■ GOAL OF THE EXERCISE ■
In the items below, copy the lines unchanged, starting with the line containing "y-tick-label-right: 10: [974, 429, 988, 443]" and ending with the line containing "legend-swatch: [4, 24, 11, 32]", both included.

Stored dataset items
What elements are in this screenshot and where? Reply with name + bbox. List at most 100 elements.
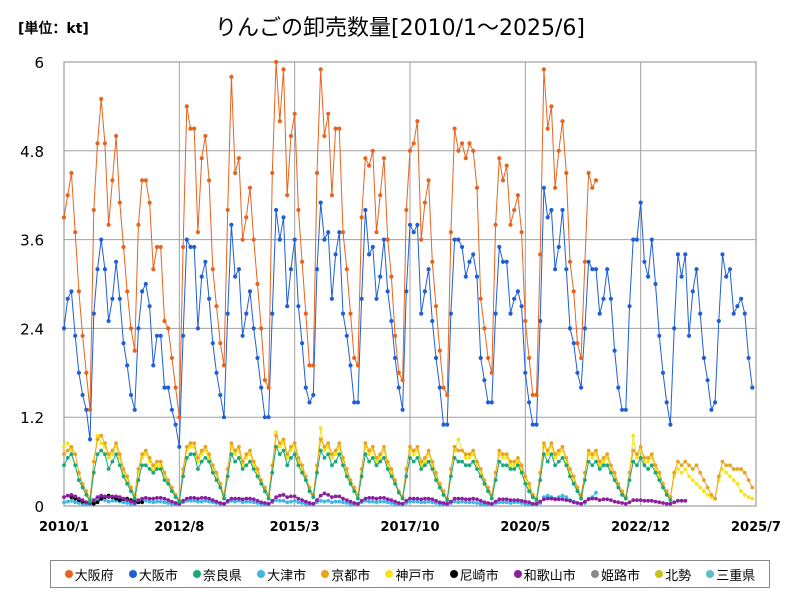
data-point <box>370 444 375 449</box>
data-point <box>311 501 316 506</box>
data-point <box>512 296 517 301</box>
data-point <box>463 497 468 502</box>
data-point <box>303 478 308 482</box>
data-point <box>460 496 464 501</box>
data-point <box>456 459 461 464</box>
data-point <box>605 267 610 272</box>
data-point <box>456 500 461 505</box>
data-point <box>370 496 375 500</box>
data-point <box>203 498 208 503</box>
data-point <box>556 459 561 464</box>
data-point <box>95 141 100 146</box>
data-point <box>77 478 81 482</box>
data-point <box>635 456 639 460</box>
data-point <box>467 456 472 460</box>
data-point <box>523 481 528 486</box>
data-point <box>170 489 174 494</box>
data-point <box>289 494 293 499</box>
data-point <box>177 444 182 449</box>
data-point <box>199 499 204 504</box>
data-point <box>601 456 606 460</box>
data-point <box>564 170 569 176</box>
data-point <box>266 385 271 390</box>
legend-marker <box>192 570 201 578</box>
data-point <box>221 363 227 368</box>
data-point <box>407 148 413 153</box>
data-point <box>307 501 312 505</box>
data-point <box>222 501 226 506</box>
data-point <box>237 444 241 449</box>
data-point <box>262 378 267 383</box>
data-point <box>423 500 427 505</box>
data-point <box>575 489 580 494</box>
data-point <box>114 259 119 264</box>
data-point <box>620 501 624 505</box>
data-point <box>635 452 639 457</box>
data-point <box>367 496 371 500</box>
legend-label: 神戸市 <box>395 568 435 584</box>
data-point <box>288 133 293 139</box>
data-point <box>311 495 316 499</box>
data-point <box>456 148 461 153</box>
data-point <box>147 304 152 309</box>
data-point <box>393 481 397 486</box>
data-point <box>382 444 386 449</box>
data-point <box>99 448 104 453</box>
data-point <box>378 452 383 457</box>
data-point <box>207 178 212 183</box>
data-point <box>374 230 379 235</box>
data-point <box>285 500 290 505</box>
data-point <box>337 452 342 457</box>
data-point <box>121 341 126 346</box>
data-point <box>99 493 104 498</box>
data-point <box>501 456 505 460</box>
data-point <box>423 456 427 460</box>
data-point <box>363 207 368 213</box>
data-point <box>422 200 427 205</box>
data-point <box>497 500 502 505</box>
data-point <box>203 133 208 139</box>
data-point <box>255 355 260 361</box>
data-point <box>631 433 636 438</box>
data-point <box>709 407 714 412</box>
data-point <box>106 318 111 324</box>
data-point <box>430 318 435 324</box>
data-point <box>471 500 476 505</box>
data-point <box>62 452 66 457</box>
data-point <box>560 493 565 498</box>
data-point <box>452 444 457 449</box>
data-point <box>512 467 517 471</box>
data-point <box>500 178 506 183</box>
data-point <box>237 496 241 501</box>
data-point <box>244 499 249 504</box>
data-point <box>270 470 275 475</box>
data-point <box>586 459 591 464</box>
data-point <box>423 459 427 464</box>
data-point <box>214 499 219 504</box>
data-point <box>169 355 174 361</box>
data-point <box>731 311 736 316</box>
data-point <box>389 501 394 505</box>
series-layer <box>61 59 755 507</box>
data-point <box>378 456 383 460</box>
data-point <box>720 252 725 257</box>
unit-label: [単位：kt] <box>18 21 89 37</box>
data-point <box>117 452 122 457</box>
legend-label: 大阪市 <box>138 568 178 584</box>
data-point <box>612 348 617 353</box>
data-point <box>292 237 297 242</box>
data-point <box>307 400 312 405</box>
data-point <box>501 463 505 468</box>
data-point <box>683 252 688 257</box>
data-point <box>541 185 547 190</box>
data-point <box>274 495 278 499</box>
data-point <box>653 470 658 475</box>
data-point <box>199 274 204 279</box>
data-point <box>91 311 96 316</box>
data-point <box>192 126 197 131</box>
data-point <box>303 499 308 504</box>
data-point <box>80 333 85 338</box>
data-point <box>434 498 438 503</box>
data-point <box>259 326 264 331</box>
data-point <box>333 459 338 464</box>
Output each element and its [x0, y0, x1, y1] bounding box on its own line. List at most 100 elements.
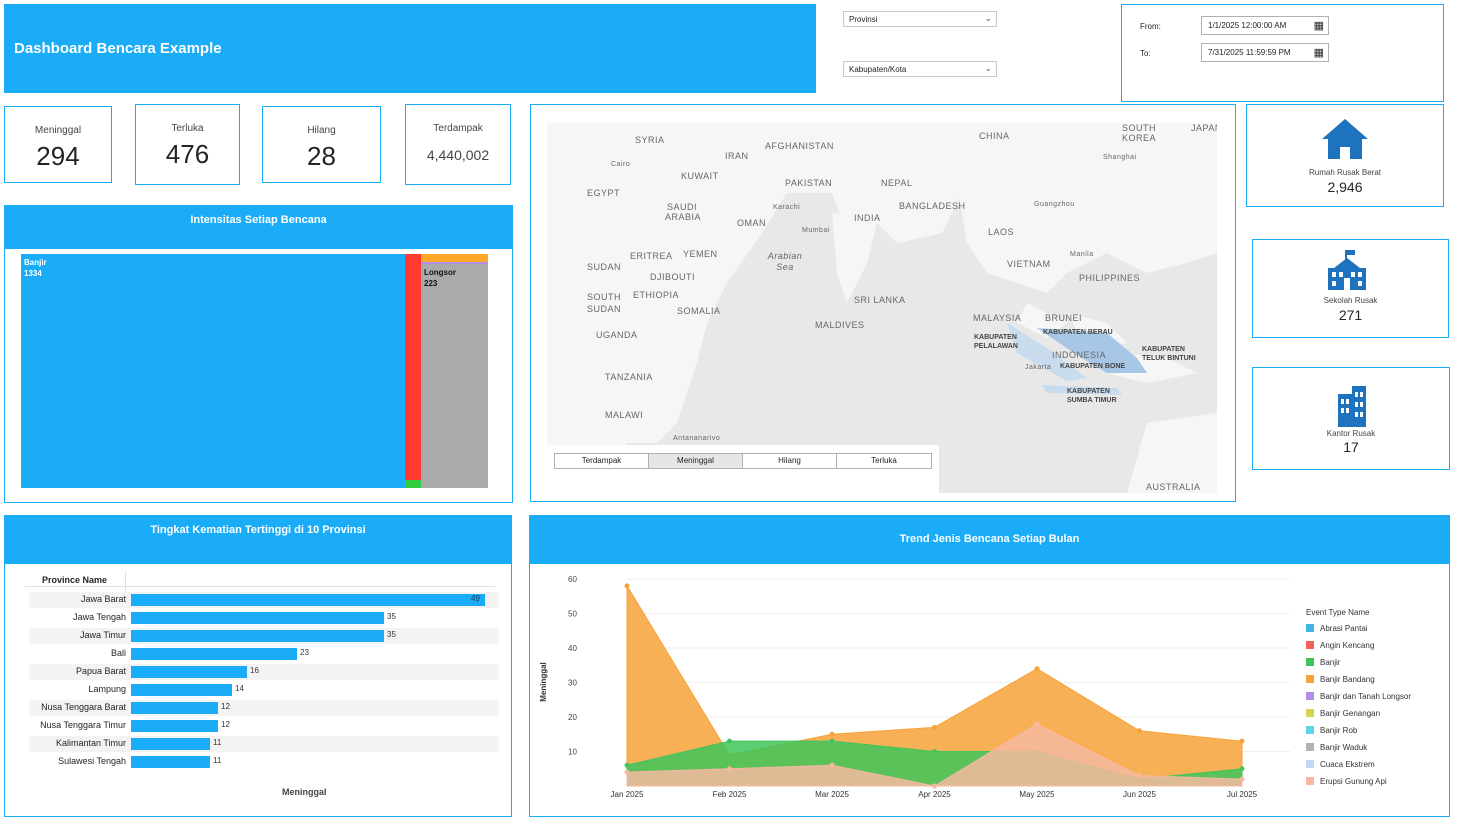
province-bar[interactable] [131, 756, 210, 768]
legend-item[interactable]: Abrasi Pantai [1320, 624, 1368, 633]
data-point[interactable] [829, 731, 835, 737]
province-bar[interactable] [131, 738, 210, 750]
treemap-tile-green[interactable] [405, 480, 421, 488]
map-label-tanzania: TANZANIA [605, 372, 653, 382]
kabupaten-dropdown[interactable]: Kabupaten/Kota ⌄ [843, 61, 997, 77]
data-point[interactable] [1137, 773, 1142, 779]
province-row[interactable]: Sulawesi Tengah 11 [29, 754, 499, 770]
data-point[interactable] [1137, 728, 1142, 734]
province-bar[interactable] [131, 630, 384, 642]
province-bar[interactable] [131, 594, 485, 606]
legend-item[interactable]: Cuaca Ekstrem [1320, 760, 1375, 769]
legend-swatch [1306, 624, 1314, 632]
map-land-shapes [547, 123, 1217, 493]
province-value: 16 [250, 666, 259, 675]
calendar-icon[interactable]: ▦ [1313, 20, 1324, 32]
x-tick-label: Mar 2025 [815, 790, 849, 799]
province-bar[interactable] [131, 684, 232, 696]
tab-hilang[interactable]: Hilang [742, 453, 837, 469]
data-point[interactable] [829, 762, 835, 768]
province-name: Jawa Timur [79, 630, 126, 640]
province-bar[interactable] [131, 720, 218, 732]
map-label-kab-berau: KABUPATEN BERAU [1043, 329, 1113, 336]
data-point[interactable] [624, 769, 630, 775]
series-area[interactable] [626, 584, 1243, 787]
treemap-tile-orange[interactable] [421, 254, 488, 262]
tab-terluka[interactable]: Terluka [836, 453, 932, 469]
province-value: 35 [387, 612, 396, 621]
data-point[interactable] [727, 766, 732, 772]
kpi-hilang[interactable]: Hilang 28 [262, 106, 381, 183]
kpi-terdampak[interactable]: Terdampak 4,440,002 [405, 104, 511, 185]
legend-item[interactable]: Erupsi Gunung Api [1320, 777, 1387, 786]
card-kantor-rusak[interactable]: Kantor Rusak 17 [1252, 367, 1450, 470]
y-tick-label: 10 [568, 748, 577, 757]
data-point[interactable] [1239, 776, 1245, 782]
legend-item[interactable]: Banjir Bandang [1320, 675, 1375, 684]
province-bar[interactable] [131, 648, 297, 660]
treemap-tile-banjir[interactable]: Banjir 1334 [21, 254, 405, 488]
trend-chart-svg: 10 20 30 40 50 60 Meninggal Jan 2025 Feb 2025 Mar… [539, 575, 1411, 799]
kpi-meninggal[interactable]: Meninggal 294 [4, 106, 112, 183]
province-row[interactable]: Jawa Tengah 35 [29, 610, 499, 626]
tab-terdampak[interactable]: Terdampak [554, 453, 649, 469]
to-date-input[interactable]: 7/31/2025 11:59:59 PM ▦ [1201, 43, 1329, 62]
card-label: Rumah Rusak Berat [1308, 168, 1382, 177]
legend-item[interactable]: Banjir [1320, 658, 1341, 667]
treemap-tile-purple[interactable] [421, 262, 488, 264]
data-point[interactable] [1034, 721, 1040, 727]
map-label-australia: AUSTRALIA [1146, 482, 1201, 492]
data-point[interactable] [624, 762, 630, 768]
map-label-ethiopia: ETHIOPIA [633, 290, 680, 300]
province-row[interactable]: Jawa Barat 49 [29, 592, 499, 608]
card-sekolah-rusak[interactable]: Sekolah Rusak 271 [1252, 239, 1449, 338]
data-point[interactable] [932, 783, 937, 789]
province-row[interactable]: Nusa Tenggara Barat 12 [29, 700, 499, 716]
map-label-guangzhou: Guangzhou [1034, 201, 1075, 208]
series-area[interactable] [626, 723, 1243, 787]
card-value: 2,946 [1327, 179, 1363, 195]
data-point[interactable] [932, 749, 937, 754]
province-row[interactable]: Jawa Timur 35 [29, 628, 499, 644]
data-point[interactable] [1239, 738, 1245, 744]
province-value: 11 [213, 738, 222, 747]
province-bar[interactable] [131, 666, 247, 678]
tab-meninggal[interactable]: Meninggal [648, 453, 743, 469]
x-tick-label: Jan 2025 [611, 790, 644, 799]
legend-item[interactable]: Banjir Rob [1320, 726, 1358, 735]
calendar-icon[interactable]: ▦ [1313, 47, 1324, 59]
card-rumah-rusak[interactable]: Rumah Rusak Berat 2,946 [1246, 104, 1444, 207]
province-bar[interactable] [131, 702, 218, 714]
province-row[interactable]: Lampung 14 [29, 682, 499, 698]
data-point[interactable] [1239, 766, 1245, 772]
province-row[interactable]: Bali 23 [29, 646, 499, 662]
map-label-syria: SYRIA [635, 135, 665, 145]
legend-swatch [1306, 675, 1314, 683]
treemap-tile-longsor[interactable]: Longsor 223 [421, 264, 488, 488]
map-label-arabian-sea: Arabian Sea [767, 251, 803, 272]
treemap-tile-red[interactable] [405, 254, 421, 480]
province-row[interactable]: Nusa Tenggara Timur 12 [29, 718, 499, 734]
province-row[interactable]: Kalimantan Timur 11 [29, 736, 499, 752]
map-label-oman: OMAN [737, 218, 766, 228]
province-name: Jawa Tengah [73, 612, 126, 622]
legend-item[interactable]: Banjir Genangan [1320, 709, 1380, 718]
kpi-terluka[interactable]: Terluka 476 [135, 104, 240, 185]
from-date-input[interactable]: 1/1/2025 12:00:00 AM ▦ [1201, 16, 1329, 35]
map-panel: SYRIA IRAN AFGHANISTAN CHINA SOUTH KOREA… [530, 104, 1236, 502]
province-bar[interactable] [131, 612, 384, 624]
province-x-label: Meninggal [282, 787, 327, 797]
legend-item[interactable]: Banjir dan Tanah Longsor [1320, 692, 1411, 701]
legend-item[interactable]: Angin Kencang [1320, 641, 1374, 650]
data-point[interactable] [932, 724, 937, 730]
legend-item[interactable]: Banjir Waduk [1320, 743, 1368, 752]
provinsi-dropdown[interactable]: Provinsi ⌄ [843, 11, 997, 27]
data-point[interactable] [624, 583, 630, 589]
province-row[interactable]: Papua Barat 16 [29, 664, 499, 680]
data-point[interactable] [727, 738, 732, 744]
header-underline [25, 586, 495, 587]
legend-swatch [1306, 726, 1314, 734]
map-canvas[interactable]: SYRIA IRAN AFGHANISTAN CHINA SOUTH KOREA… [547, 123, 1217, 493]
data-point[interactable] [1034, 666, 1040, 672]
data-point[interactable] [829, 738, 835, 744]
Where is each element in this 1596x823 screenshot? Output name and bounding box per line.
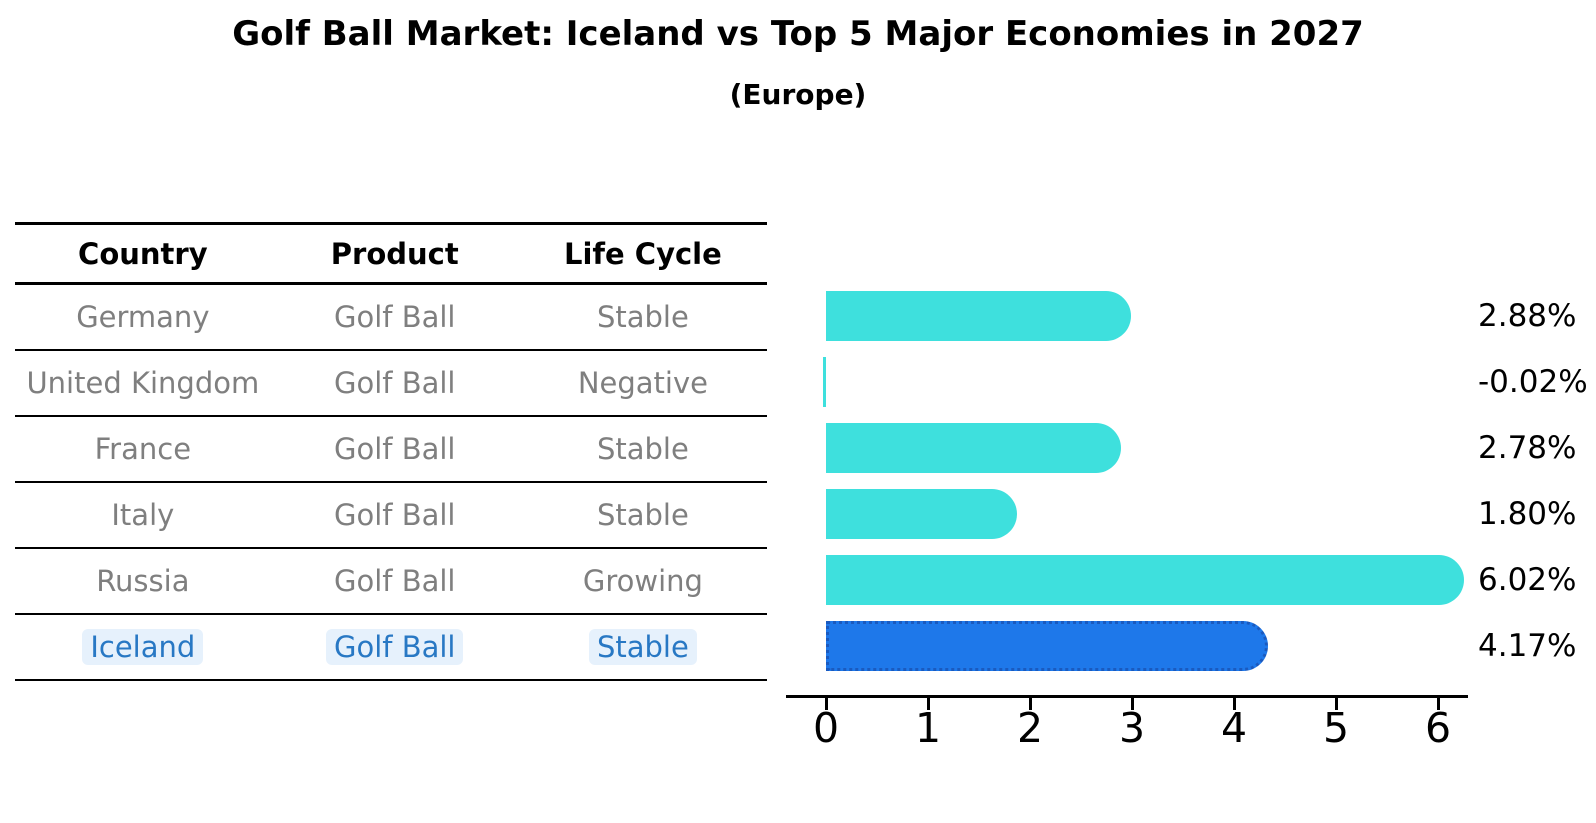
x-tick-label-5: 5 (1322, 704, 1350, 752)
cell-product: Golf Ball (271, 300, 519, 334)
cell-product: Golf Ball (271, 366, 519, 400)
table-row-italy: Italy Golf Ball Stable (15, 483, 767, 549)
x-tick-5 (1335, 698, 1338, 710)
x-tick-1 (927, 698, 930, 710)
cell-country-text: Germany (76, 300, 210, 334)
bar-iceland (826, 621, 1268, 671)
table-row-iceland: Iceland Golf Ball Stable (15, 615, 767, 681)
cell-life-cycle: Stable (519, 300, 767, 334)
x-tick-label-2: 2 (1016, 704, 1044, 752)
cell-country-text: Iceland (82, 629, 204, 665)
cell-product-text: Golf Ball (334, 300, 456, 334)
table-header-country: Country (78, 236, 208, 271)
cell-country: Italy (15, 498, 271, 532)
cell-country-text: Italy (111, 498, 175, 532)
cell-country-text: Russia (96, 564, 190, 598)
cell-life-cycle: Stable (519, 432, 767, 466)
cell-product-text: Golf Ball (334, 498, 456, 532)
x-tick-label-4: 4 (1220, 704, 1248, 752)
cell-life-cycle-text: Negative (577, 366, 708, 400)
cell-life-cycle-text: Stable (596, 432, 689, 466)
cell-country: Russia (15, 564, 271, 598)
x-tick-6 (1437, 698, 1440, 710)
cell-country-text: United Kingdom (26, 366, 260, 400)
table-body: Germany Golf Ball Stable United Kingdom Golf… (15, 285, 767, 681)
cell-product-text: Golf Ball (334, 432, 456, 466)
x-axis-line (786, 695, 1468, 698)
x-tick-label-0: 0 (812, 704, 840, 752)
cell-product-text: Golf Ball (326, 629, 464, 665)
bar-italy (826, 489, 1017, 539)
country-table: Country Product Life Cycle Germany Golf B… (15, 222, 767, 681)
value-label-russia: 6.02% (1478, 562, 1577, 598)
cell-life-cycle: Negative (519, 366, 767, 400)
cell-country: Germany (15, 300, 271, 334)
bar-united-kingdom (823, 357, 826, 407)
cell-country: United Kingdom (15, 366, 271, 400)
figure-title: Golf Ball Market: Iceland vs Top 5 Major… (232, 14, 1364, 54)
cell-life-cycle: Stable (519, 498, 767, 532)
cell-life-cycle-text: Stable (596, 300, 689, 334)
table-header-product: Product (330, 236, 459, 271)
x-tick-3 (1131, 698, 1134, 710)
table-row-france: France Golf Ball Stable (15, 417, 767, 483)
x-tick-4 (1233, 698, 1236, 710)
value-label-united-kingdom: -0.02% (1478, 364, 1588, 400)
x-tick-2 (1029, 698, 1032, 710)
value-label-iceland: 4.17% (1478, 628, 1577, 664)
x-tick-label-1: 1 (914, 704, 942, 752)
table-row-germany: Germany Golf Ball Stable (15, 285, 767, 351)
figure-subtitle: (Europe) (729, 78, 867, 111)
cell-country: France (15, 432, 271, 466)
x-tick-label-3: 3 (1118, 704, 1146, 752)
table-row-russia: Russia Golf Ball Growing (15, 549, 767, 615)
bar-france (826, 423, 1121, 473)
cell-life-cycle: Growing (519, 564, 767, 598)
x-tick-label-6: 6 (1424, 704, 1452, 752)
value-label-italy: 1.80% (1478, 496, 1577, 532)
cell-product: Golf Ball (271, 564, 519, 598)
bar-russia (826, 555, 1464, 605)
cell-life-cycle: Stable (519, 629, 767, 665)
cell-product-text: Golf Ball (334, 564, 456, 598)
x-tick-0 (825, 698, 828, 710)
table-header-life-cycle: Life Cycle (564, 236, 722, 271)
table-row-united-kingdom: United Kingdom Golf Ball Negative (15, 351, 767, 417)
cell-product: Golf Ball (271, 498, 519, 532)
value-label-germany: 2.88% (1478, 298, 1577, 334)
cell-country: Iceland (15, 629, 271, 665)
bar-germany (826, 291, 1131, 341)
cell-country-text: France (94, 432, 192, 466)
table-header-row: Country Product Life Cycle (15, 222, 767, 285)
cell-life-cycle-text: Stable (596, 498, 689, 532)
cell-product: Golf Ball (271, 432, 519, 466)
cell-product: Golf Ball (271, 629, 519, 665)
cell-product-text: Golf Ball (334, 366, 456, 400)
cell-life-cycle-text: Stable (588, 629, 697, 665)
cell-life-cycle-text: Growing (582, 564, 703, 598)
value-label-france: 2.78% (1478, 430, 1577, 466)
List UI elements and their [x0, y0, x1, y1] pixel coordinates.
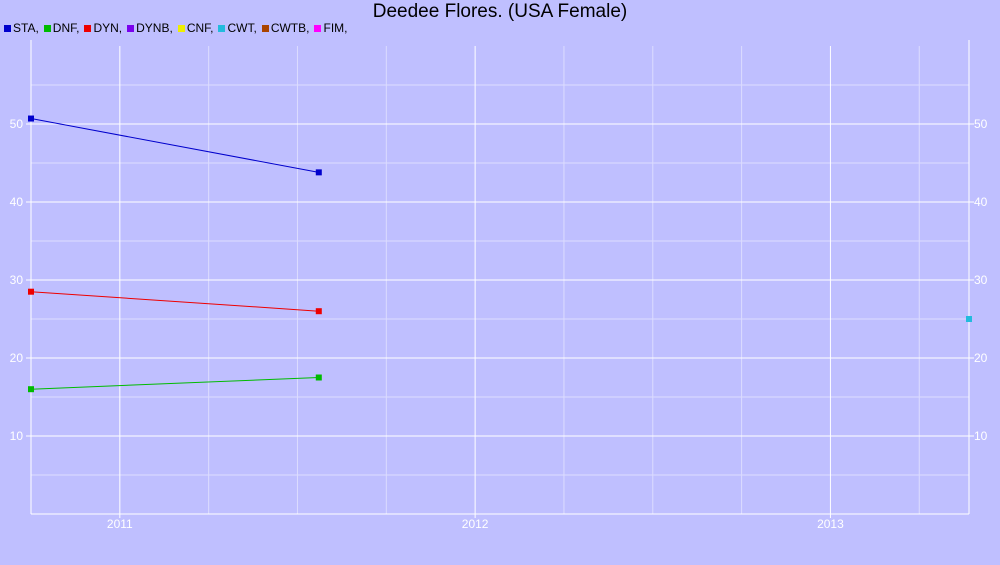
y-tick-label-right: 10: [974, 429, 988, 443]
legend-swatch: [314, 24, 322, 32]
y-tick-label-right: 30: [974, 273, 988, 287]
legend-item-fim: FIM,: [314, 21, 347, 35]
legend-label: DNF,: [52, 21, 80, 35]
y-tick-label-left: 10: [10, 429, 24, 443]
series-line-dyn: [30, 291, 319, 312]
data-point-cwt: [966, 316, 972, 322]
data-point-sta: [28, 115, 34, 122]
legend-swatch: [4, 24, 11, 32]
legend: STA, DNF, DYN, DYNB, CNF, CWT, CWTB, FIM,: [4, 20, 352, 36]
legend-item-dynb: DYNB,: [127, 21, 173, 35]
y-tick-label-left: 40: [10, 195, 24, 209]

■ FULL OUTPUT ■
y-tick-label-right: 10: [974, 429, 988, 443]
legend-swatch: [314, 24, 322, 32]
y-tick-label-right: 30: [974, 273, 988, 287]
legend-item-fim: FIM,: [314, 21, 347, 35]
legend-label: DNF,: [52, 21, 80, 35]
y-tick-label-left: 10: [10, 429, 24, 443]
series-line-dyn: [30, 291, 319, 312]
data-point-cwt: [966, 316, 972, 322]
data-point-sta: [28, 115, 34, 122]
legend-swatch: [4, 24, 11, 32]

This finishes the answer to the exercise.